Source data

▼

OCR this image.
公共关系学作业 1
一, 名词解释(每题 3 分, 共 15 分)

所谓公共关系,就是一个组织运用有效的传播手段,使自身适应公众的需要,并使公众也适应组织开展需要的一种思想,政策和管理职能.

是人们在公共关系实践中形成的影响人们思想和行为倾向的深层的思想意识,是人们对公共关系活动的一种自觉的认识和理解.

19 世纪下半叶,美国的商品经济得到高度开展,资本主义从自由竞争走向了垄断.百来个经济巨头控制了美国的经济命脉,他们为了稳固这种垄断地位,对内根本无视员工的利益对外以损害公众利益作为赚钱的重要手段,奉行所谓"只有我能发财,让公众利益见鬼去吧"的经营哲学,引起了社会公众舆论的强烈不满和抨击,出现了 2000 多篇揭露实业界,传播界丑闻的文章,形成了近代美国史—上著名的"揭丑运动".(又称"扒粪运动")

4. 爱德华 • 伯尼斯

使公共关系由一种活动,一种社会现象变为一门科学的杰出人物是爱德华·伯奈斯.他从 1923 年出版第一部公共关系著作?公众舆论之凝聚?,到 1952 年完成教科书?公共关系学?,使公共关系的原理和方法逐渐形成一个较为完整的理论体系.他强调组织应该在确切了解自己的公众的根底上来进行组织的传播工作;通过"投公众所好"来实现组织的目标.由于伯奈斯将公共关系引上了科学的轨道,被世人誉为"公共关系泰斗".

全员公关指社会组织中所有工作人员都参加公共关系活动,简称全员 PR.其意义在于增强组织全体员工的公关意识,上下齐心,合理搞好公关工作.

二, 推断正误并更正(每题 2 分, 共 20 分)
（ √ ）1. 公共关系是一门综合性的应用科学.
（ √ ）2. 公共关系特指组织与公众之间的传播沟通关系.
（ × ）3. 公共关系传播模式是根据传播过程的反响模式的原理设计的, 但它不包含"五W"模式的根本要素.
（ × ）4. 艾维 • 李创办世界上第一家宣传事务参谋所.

▲

What you need to do ->
Repeat all the entries word for word.

The answer ->
OCR this image.
公共关系学作业 1
一, 名词解释(每题 3 分, 共 15 分)

所谓公共关系,就是一个组织运用有效的传播手段,使自身适应公众的需要,并使公众也适应组织开展需要的一种思想,政策和管理职能.

是人们在公共关系实践中形成的影响人们思想和行为倾向的深层的思想意识,是人们对公共关系活动的一种自觉的认识和理解.

19 世纪下半叶,美国的商品经济得到高度开展,资本主义从自由竞争走向了垄断.百来个经济巨头控制了美国的经济命脉,他们为了稳固这种垄断地位,对内根本无视员工的利益对外以损害公众利益作为赚钱的重要手段,奉行所谓"只有我能发财,让公众利益见鬼去吧"的经营哲学,引起了社会公众舆论的强烈不满和抨击,出现了 2000 多篇揭露实业界,传播界丑闻的文章,形成了近代美国史—上著名的"揭丑运动".(又称"扒粪运动")

4. 爱德华 • 伯尼斯

使公共关系由一种活动,一种社会现象变为一门科学的杰出人物是爱德华·伯奈斯.他从 1923 年出版第一部公共关系著作?公众舆论之凝聚?,到 1952 年完成教科书?公共关系学?,使公共关系的原理和方法逐渐形成一个较为完整的理论体系.他强调组织应该在确切了解自己的公众的根底上来进行组织的传播工作;通过"投公众所好"来实现组织的目标.由于伯奈斯将公共关系引上了科学的轨道,被世人誉为"公共关系泰斗".

全员公关指社会组织中所有工作人员都参加公共关系活动,简称全员 PR.其意义在于增强组织全体员工的公关意识,上下齐心,合理搞好公关工作.

二, 推断正误并更正(每题 2 分, 共 20 分)
（ √ ）1. 公共关系是一门综合性的应用科学.
（ √ ）2. 公共关系特指组织与公众之间的传播沟通关系.
（ × ）3. 公共关系传播模式是根据传播过程的反响模式的原理设计的, 但它不包含"五W"模式的根本要素.
（ × ）4. 艾维 • 李创办世界上第一家宣传事务参谋所.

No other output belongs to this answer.